:: WHAT YOU WILL DO ::
From the listing, collect all lines containing the word "было".

Raw records
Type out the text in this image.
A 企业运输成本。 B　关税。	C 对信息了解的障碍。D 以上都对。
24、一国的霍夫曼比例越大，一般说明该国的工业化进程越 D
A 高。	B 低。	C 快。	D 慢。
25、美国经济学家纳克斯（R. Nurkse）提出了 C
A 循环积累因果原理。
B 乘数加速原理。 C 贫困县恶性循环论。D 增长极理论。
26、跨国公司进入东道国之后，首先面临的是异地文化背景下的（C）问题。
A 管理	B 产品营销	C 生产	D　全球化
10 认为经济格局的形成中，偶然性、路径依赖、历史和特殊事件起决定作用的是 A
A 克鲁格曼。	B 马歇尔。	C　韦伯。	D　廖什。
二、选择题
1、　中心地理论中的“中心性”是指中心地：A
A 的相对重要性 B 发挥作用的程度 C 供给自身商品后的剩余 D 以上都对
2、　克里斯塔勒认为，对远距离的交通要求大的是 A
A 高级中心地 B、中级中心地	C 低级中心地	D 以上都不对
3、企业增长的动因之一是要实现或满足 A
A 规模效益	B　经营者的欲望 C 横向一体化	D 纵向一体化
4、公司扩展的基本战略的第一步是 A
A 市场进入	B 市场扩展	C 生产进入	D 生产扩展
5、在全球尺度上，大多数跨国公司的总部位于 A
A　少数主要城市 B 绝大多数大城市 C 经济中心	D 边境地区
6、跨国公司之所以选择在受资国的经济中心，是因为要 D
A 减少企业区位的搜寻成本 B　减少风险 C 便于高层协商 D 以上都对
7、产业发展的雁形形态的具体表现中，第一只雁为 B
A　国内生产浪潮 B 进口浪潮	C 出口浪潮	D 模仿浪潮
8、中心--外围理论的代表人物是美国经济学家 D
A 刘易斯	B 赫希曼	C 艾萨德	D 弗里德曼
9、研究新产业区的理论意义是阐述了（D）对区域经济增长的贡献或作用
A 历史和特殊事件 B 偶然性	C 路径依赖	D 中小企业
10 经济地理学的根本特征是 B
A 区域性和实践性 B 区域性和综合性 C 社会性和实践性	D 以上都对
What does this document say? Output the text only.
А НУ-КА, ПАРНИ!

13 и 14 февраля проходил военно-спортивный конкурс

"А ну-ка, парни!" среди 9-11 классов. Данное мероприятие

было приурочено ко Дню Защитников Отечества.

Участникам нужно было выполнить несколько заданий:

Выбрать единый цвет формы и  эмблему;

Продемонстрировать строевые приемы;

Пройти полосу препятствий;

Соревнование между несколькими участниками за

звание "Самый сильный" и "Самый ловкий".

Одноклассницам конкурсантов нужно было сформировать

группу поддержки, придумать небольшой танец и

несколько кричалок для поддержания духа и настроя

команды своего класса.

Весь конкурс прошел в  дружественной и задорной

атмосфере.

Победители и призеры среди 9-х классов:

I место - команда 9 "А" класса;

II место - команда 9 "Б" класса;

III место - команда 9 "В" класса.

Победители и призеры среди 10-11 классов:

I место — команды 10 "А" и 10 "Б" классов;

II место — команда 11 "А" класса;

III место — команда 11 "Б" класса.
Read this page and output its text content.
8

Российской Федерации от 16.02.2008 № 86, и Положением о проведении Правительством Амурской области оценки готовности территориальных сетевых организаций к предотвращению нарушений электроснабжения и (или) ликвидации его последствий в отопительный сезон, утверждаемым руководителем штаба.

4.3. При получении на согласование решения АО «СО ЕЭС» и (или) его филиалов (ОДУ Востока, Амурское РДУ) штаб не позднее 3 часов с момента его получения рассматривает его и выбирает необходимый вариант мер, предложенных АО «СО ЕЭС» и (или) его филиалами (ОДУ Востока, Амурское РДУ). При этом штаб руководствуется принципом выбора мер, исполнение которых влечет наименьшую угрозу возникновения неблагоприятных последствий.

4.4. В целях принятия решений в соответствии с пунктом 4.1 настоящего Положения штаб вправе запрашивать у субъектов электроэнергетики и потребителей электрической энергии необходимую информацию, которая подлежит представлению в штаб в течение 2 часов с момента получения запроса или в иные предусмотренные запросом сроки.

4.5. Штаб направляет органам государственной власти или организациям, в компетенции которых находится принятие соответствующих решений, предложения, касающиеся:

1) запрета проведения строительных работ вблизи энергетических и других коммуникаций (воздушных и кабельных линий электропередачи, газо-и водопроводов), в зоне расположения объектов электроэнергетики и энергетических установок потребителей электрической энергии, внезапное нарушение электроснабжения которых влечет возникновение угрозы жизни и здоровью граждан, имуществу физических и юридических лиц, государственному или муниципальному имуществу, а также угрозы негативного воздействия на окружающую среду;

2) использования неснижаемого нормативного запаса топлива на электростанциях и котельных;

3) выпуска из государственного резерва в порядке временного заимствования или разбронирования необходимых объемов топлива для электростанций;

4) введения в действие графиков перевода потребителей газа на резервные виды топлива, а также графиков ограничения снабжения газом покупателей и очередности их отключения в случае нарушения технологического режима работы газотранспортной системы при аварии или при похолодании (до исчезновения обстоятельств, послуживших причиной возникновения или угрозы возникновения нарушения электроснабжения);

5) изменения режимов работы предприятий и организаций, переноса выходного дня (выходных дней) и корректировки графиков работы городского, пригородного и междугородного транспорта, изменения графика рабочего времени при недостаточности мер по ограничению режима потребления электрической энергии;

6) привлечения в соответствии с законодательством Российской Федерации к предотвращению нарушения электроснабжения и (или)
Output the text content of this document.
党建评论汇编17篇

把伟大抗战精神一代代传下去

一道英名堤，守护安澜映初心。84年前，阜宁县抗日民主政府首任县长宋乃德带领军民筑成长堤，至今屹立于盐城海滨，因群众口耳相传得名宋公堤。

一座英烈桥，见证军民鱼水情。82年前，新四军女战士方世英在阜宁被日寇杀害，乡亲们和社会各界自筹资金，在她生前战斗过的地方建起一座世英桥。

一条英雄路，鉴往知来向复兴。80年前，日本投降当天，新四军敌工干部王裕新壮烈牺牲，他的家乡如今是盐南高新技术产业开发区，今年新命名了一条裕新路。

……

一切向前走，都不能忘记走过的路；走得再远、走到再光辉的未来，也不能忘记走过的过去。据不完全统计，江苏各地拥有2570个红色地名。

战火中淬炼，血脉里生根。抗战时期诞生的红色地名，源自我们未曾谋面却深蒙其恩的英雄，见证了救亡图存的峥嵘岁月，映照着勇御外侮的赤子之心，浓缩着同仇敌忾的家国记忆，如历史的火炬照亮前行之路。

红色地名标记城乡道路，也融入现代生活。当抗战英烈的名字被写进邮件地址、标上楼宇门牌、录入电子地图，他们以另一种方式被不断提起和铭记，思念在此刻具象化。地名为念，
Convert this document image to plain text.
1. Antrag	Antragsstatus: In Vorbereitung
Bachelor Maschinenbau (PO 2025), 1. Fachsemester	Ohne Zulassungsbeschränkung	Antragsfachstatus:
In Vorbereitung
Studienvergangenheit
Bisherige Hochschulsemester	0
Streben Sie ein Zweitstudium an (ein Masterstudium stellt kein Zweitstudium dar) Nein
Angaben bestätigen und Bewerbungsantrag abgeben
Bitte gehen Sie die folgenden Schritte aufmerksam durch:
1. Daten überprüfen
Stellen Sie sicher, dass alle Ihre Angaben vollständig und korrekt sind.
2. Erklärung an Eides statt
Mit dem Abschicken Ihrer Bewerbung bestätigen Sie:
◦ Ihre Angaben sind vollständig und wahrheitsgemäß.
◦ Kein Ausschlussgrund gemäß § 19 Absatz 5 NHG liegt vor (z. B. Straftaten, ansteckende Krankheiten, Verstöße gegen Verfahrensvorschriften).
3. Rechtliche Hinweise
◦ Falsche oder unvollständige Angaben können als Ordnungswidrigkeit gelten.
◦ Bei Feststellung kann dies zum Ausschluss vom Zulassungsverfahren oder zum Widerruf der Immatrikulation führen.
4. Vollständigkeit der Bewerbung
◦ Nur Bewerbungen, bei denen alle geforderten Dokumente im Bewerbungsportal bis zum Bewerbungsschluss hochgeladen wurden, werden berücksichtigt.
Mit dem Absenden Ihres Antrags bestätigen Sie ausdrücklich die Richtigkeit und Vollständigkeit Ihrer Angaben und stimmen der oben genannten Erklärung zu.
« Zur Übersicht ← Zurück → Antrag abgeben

:: RESULT OF THE EXERCISE ::
было приурочено ко Дню Защитников Отечества.
Участникам нужно было выполнить несколько заданий:
Одноклассницам конкурсантов нужно было сформировать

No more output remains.